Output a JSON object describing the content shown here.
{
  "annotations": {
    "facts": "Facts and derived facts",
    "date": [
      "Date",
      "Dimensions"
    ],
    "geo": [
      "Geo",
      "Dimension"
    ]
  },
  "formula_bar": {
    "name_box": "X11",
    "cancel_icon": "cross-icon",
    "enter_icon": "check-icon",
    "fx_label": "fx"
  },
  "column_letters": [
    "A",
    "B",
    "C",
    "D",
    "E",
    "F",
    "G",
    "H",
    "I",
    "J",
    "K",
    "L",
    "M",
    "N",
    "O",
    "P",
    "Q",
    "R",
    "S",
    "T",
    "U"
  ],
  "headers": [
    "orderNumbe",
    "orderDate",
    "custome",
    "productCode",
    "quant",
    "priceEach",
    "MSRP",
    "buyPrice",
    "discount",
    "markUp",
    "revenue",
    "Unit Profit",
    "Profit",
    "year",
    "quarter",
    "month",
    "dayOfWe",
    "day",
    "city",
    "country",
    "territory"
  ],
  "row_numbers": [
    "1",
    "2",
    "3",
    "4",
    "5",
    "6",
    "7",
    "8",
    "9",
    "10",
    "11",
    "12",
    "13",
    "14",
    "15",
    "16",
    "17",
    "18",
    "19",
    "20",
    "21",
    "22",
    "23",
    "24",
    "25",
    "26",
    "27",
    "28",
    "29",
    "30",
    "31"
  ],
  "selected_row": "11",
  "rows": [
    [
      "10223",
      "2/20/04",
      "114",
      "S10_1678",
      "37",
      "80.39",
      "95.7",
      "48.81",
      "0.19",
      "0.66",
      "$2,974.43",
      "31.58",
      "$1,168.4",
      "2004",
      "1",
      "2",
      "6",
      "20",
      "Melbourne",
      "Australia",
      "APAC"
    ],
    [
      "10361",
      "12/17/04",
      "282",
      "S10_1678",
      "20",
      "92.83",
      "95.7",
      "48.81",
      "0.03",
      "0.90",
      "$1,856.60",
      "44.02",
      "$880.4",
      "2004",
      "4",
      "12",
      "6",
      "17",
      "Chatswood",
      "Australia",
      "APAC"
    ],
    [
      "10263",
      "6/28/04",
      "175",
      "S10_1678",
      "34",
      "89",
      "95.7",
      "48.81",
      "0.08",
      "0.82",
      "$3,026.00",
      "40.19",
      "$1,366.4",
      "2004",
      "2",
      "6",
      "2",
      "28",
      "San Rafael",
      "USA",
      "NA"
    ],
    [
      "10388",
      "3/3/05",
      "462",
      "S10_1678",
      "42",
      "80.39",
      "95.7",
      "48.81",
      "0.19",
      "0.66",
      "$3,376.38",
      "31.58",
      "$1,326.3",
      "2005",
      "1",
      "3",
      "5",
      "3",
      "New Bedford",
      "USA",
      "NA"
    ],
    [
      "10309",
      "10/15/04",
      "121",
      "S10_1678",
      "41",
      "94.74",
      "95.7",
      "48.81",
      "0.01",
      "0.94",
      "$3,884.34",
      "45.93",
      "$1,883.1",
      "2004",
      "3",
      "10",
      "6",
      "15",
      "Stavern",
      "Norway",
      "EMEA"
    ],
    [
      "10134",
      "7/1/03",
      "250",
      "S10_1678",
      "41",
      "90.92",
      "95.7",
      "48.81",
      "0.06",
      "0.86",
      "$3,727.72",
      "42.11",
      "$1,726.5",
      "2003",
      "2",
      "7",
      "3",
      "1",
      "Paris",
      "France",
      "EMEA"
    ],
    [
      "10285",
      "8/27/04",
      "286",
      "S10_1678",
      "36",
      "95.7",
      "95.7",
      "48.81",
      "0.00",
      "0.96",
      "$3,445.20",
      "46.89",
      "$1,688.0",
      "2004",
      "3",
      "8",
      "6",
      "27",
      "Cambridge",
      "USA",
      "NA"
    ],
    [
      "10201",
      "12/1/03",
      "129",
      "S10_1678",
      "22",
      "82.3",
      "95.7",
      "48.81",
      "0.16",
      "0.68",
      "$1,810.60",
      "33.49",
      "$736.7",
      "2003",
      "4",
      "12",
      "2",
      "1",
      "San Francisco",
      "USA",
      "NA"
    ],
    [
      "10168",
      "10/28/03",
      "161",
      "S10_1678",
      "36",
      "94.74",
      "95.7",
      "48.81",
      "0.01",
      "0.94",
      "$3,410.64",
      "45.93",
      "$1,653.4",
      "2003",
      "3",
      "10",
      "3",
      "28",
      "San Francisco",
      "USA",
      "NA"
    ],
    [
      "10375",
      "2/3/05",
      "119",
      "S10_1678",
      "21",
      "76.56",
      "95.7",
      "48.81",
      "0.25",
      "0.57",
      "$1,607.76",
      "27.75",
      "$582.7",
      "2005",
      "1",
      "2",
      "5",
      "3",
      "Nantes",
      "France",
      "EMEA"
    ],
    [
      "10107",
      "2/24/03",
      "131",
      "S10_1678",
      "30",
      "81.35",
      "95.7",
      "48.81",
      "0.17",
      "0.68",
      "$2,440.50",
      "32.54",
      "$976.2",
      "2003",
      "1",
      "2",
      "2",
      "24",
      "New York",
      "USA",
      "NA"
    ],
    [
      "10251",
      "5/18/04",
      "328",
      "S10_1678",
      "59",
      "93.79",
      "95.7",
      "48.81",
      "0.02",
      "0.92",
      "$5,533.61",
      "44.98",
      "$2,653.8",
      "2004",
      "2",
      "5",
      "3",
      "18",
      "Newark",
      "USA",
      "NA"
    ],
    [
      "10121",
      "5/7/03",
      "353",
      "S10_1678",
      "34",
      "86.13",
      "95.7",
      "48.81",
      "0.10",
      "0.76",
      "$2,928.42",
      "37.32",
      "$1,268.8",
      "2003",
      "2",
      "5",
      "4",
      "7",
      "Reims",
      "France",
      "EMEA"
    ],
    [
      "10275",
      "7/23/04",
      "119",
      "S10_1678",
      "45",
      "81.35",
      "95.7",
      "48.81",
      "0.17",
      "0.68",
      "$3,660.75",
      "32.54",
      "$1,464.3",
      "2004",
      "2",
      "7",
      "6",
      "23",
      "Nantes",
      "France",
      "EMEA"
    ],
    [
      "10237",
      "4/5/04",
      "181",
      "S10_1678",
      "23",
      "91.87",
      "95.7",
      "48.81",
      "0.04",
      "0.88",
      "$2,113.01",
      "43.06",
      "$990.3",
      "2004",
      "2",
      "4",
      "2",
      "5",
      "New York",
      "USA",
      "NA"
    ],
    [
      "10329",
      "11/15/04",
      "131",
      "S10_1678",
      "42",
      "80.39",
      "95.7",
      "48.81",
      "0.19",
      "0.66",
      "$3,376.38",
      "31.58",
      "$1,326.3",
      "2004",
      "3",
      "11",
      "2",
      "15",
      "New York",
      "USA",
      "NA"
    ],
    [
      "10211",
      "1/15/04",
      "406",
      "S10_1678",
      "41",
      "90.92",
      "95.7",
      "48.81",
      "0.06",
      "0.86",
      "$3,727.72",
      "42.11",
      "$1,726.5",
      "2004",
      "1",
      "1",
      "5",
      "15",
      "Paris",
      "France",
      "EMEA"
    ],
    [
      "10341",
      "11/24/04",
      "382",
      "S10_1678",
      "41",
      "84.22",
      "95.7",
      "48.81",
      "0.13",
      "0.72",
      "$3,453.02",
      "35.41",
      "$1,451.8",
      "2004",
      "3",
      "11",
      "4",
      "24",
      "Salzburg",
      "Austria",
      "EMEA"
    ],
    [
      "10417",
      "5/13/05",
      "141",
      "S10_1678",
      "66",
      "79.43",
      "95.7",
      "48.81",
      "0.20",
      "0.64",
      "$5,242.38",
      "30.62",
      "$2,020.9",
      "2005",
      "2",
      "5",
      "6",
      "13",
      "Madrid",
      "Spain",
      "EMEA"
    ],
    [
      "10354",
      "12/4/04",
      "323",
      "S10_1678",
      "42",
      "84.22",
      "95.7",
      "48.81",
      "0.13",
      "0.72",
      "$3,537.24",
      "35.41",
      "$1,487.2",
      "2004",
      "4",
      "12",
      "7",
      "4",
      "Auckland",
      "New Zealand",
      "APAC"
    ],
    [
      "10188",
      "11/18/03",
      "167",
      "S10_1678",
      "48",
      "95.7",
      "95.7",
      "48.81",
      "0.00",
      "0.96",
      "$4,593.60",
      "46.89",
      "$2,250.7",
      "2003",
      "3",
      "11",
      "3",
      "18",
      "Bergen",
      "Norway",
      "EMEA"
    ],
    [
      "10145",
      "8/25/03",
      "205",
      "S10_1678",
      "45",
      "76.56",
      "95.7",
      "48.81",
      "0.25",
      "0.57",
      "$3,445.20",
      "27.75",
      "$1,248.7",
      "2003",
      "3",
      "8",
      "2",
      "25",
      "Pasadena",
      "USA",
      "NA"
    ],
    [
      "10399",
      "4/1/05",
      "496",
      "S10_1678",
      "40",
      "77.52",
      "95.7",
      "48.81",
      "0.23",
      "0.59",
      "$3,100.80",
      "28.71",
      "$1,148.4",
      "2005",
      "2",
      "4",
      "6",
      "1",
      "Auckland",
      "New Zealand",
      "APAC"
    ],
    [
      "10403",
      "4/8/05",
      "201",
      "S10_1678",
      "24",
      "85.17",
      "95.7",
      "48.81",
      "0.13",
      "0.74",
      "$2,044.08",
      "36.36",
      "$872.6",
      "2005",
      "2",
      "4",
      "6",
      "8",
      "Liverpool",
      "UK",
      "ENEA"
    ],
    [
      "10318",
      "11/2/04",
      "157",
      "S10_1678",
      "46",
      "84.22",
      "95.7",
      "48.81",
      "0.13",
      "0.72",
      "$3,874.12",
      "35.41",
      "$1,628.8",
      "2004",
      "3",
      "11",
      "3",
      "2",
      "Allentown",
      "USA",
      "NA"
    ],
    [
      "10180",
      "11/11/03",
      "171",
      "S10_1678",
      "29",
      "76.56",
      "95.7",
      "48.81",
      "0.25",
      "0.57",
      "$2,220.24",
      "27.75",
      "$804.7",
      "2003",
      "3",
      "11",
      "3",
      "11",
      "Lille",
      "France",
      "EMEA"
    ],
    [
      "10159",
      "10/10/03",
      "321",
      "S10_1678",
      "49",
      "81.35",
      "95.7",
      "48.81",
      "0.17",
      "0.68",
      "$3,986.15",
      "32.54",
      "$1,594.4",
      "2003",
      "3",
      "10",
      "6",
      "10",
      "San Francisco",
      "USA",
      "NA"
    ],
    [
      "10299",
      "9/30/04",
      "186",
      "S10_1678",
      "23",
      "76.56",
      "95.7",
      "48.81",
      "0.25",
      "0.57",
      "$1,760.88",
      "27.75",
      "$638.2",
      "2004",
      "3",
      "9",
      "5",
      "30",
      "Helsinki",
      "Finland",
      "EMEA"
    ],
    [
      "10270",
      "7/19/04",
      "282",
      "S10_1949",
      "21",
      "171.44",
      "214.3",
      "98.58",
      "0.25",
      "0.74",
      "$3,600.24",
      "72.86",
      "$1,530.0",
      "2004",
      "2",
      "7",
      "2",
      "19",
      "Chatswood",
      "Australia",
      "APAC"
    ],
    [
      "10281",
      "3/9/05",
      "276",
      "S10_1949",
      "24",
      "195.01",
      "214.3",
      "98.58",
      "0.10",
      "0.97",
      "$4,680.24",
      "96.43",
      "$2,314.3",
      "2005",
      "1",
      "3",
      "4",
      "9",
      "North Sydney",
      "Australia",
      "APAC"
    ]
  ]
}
★ ★ ★ ★
TO BE DONE: Gather, from the listing above, every line carrying the word "icon".

RESULT BELOW:
    "cancel_icon": "cross-icon",
    "enter_icon": "check-icon",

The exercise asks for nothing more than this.